Rwanda: Governance in Question (Part Two)
This is the second and last part of the article that reveals areas of development in the key governance features that were promised to the Rwandan people by the incumbent leadership which can be read in the official document of the Vision 2020 development programme (Pg 10). The first article can be read here.
This article aims to stimulate Rwanda’s citizens as well as incumbent and prospective policy makers across the world to work diligently towards improving the country governance. Particularly, that the year 2020 is fast approaching.
Democratic structures and processes
As stated in the Vision 2020 development programme document, Rwanda’s leadership has promised ‘’a State respectful of democratic structure and processes’’ to citizens. However, Rwanda’s democracy has been in decline.
──────────────────────────────
- **Your tasks**
1 – Set down the passage of the Rwanda governance article that begins at the words "This article aims" and stops after "is fast approaching.".
2 – Write the next part of the article on Rwanda's governance, picking up after its last sentence.
The material that comes next is separate from the article on Rwanda's governance.

Dataset records:
──────────────────────────────
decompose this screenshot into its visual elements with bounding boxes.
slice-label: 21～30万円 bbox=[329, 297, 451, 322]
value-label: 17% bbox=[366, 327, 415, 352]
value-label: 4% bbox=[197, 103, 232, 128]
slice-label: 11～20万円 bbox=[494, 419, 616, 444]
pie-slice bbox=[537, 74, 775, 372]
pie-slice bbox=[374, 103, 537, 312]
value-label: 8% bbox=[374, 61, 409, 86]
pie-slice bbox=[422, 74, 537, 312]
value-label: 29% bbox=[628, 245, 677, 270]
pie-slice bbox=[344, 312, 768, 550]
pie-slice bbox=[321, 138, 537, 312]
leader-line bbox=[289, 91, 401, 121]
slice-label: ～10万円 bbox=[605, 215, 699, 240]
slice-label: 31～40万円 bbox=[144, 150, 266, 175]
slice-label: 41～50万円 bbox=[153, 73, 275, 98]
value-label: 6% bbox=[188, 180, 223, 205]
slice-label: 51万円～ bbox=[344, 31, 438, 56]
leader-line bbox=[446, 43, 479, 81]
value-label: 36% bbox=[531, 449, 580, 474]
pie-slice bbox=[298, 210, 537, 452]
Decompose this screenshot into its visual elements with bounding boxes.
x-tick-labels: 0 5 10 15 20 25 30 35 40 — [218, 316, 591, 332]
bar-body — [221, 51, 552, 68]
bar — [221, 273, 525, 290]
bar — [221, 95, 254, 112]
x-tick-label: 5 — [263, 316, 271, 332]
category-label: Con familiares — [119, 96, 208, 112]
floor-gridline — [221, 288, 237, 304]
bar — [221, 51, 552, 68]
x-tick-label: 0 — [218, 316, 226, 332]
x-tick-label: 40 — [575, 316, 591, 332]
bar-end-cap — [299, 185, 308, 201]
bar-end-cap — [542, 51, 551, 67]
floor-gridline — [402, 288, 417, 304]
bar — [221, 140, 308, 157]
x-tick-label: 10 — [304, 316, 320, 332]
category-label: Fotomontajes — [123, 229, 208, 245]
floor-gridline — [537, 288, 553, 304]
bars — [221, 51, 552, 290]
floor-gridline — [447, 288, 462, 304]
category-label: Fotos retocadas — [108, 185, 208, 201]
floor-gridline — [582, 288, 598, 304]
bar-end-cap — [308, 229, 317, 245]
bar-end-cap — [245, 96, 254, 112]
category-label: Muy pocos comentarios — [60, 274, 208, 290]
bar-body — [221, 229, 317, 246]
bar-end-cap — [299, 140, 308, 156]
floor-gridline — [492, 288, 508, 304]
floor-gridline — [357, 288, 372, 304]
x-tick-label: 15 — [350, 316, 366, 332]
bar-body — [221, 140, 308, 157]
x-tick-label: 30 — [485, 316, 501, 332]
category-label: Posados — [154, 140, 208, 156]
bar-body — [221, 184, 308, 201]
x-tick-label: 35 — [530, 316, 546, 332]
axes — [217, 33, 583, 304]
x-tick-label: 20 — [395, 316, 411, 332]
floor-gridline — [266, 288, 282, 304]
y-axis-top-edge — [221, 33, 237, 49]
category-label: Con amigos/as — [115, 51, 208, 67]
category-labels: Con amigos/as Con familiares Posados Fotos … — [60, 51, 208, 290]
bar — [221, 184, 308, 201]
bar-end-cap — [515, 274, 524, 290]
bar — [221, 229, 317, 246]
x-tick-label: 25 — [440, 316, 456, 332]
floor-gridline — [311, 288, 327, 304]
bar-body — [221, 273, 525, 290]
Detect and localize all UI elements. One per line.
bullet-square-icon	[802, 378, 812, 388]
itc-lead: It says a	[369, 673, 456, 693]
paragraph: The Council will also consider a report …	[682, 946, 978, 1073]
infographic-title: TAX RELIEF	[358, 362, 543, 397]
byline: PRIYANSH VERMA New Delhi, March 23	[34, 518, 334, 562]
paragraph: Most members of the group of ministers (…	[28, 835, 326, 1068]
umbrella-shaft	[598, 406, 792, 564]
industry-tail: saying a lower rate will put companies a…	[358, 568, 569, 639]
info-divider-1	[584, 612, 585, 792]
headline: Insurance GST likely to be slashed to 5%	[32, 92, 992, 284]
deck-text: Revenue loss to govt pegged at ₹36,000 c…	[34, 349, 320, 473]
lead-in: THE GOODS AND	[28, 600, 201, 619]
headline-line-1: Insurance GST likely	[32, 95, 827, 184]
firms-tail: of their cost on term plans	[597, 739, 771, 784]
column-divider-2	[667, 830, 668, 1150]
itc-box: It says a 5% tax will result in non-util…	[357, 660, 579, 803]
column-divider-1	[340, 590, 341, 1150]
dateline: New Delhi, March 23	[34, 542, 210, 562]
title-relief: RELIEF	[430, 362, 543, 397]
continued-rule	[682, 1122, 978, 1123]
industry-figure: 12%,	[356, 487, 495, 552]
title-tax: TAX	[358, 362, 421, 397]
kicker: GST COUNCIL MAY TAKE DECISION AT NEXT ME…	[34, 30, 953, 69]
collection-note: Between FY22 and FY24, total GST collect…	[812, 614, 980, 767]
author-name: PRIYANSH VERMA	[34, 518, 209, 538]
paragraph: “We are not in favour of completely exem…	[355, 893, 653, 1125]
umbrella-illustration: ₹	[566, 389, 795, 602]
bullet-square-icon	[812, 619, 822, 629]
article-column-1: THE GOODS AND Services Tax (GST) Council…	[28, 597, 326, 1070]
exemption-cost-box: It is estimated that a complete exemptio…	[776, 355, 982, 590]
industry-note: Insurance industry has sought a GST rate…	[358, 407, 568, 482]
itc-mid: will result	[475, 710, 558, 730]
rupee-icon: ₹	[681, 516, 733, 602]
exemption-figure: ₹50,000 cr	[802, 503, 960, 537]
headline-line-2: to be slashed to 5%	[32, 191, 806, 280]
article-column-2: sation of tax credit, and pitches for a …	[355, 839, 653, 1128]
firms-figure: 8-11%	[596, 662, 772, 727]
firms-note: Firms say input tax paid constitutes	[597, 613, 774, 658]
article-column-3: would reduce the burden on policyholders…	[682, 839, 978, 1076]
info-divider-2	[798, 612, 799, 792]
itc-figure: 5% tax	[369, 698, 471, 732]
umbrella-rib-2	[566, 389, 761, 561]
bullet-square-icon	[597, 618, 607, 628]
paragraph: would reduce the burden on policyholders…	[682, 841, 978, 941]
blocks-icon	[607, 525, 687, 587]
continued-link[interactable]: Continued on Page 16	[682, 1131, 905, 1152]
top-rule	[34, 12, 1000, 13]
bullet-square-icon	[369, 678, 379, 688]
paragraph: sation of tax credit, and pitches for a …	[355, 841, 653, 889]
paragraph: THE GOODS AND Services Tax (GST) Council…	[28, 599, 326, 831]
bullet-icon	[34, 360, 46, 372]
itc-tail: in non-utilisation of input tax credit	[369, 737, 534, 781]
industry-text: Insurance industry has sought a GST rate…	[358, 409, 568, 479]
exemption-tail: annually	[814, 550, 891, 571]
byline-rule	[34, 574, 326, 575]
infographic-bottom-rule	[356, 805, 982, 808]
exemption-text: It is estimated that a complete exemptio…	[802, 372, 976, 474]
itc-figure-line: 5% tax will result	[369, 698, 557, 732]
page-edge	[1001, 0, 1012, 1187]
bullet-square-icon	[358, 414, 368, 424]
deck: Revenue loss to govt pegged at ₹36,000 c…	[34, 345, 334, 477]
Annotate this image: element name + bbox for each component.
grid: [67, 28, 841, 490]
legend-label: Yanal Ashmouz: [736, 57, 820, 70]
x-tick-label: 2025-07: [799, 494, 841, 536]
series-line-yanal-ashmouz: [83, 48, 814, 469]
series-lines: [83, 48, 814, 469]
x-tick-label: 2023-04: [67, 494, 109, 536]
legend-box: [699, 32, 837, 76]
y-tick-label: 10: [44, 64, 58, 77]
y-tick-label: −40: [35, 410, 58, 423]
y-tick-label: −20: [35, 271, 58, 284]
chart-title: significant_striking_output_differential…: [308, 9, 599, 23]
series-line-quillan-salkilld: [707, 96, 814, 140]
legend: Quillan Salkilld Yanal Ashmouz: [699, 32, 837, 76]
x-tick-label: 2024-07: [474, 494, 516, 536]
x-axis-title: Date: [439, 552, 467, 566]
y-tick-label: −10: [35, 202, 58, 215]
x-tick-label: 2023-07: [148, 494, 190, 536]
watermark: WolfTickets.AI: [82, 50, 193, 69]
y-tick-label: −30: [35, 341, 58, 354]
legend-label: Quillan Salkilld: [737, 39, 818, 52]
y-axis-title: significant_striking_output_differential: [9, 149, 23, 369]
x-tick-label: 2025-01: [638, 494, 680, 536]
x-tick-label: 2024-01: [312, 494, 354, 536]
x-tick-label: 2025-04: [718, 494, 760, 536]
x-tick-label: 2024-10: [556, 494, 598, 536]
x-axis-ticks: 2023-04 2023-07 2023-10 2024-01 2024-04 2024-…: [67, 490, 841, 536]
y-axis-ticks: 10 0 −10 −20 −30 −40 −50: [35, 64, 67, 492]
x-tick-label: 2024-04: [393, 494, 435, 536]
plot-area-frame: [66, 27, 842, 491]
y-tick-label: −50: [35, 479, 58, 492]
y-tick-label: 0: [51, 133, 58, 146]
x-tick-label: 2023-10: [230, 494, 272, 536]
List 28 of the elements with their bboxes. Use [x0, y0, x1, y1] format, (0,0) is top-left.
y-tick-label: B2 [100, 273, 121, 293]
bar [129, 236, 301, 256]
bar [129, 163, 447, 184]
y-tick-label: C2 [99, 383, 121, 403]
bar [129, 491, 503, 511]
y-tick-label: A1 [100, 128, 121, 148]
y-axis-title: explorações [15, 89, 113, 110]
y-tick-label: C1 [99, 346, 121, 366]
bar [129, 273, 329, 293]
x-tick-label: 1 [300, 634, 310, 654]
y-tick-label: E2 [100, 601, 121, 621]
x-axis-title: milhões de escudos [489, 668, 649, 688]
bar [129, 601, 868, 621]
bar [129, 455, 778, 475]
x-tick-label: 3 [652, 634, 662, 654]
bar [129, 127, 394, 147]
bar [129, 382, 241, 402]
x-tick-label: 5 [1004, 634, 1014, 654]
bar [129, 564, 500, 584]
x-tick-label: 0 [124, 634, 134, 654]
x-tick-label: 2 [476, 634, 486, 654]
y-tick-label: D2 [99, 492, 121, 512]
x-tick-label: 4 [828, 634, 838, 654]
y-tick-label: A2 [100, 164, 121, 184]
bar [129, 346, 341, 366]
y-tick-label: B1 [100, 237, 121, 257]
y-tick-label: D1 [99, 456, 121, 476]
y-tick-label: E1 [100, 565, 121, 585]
──────────────────────────────
- **Results in order**
1 –
This article aims to stimulate Rwanda’s citizens as well as incumbent and prospective policy makers across the world to work diligently towards improving the country governance. Particularly, that the year 2020 is fast approaching.

2 –
The Transformation Index (BTI) that measures the transformation of democracy and market economy in 129 countries, indicates that Rwanda’s democracy score has declined from 4.23 out of 10 in 2006 to 3.83 out of 10 in 2016. The most recent report of the index on Rwanda describes the country’s democratic structure in the following words:
“The Rwandan political system is whitewashed by the ruling circle as a “consociational” power-sharing consensus democracy, justified by the need to surmount ethnic divisions and the requirement for accelerated development. The constitution gives the president unlimited authority in security and foreign policy. He appoints the prime minister and the members of the cabinet, and although he is obliged by the constitution to give a share of posts to all parties represented in the parliament, he can select the people of his choice. Furthermore, he appoints his personal advisers, the senior army officers, the top administrators, the chief judges, a quarter of the senators, et cetera. The system is, in fact, a skilfully designed institutional façade that conceals the real distribution of power. All major political and power-related matters are decided by the president, together with his top advisers. The RPF (Ruling party) and the army control access to political and administrative office.” (Pg 7 – 8)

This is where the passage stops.